This writ petition has been filed under Article 226 of the Constitution of India, seeking an order in the nature of Writ of Declaration, to declare the amendment introduced to Section 126 of the Patent Act, 1970 by Section 67 (a) of the Patents (Amendment) Act, 2005 (Act 15 of 2005) as illegal, unconstitutional, ultra vires and void.

2. The petitioner, who appeared party-in-person is a practicing Advocate, specialised in Intellectual Property matters. The petitioner submits that his area of practice, includes practicing before the Controller of Patents, preparing all documents, transact all business and discharge such other functions relating to patent, design, copyright and trademark in India and also argue cases relating to intellectual property at various levels of Courts in India, including  Tribunals and quasi-judicial authorities like the first respondent herein.  The petitioner has further submitted that the introduction of the amendment to Section 126 of the Patents Act, 1970, has curtailed his right to practice, though as per Section 30 of the Advocates Act, he is entitled to practice in all Courts, including the Supreme Court, Tribunals and quasi-judicial authorities. According to him, the impugned amendment has been made against the fundamental rights of the petitioner, guaranteed under the Constitution. Hence, he filed the writ petition, seeking an order to declare the impugned amendment, as illegal, unconstitutional, ultra vires and void.

3. It is an admitted fact that Section 126 of Patents Act (herein after referred to as "the Act"), deals with qualification for registration of patent agents. Section 126 of the Patents Act, prior to the amendment read as follows :

"(1) A person shall be qualified to have his name entered in the register of patent agents if he fulfills the following conditions, namely :-

(a) he is a citizen of India;

(b) he has completed the age of 21 years;

(c) he has obtained a (degree in science, engineering or technology from any University established under law for the time being in force) in the territory of India or possesses such other equivalent qualifications as the Central Government may specify in this behalf, and, in addition-

(i) is an advocate within the meaning of the Advocates Act, 1961 (25 of 1961);

(ii) has passed the qualifying examination prescribed for the purpose; (or)

(iii) has, for a total period of not less than ten years, functioned either as an examiner or discharged the functions of the Controller under section 73 or both, but ceased to hold any such capacity at the time of making the application for registration;

(d) he has paid such fee as may be prescribed.

(2) Notwithstanding anything contained in sub-section (1), a person who has been registered as a patent agent before the commencement of the Patents (Amendment) Act, 2005 shall be entitled to continue to be, or when required to be re-registered, as a patent agent, on payment of the fees as may be prescribed."

## SUPPLIED MATERIAL
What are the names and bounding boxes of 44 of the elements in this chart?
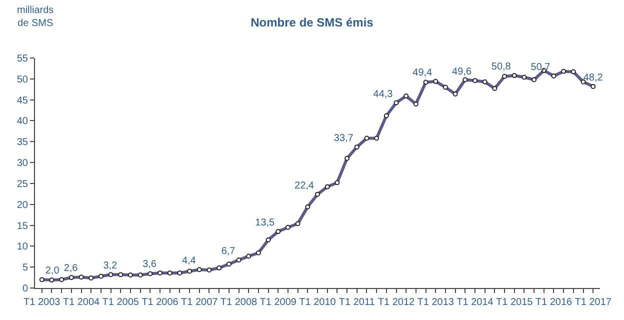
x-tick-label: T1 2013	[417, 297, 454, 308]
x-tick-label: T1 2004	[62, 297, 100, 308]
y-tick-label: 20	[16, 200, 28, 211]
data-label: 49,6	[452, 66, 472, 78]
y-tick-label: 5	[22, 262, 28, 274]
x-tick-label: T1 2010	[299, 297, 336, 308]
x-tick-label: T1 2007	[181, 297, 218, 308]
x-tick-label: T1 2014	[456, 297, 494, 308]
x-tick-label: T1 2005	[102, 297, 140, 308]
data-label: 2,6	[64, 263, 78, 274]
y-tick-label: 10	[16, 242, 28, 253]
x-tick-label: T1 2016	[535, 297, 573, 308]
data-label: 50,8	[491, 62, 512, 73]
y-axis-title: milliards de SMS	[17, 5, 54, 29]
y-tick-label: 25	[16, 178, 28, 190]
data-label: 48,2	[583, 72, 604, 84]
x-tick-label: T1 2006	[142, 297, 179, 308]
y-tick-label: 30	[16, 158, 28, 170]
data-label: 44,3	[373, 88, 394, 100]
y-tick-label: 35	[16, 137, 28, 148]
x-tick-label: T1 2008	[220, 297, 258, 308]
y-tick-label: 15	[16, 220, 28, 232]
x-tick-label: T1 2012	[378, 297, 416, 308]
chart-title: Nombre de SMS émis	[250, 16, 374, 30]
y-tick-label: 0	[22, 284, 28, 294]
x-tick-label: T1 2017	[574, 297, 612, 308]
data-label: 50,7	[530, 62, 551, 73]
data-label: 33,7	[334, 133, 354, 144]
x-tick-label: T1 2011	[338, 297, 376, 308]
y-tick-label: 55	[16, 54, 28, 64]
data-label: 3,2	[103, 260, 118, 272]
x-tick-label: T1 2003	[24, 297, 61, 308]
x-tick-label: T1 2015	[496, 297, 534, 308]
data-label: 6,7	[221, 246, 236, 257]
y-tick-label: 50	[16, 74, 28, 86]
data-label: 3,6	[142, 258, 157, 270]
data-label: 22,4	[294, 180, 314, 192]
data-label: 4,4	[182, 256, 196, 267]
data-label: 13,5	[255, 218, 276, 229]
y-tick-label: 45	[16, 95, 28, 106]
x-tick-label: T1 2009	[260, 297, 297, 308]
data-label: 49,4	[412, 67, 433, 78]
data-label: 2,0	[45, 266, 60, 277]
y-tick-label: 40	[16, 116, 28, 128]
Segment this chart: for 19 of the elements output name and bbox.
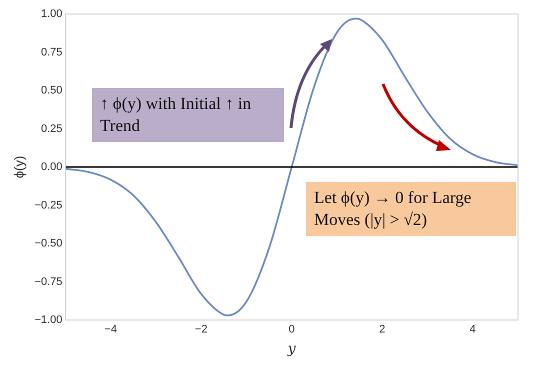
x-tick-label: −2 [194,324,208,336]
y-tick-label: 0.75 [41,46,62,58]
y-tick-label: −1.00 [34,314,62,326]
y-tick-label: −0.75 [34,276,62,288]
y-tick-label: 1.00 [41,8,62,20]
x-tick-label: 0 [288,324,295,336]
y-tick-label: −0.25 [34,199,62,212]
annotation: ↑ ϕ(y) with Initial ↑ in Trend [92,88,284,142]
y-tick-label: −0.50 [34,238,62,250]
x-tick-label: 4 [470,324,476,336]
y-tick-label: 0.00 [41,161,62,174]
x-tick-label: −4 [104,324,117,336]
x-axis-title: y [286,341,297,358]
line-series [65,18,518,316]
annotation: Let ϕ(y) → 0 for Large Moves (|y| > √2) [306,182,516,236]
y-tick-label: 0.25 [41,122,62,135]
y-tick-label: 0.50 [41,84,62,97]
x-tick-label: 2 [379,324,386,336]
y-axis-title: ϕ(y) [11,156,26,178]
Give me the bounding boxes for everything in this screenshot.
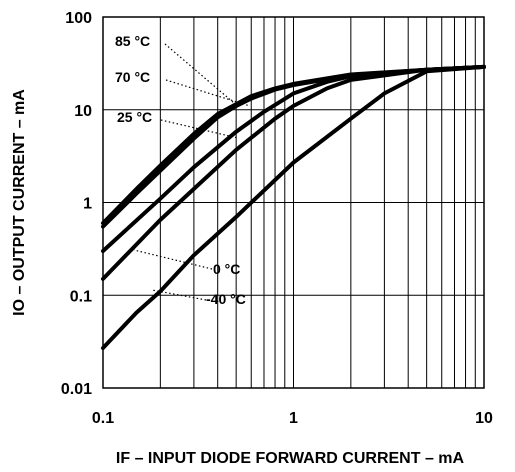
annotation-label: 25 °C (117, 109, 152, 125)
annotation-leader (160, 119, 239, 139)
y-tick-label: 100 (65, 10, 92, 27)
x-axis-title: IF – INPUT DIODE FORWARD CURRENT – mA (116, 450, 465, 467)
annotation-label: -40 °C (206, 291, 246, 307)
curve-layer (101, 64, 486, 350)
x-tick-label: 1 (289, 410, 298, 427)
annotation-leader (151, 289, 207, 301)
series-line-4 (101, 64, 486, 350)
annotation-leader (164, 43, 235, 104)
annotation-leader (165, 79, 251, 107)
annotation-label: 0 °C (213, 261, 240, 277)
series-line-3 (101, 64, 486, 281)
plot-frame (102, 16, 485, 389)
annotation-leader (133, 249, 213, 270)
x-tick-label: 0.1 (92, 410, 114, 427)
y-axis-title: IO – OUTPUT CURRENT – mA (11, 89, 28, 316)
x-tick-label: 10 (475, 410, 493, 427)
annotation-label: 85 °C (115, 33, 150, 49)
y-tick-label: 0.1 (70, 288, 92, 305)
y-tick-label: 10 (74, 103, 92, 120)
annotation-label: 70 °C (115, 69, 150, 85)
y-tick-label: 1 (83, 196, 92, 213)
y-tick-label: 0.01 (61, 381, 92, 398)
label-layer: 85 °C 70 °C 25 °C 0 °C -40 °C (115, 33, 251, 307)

## GOAL
Continue the court judgment on the Patents Act amendment from the point where it stops.

## FINAL RESULT
In the said Section 126 (1) (c) (i) of the Act, the portion typed in bold letters herein, that was available prior to the amendment has been deleted by the impugned amendment. According to the writ petitioner, the impugned amendment is against the Constitutional mandate and as such ultra vires the Constitution, under Articles 14, 19 (1) (g) and 21.

4.  Mr.SP.Chockalingam, party-in-person submitted that in view of the amendment to Section 126 of Patents Act, the petitioner, though a practicing Advocate cannot register his name and practice as patent agent, in spite of the fact that it was a matter of right to any Advocate to register as patent agent, prior to the impugned amendment. As per Section 127 of the Act, a patent agent is entitled (1) to practice before the Controller of Patents and (2) to prepare all documents, transact all business  and discharge such other functions as may be prescribed in connection with any proceeding before the Controller under the Act.

5. The writ petitioner submits that prior to the amendment, as per Section 126 (1) (c) (i), an advocate within the meaning of the Advocates Act, 1961, was qualified to have his name entered in the register of Patent agents. However, after the impugned amendment, the right of an Advocate to practice as a patent agent has been taken away and it was further argued by the petitioner that the amendment is a clear violation of right to practice conferred on any Advocate, as contemplated under Section 30 of the Advocates Act, 1961, and as such, ultra vires to the Constitutional mandate under Articles 14, 19 (1) (g) and 21 of the Constitution.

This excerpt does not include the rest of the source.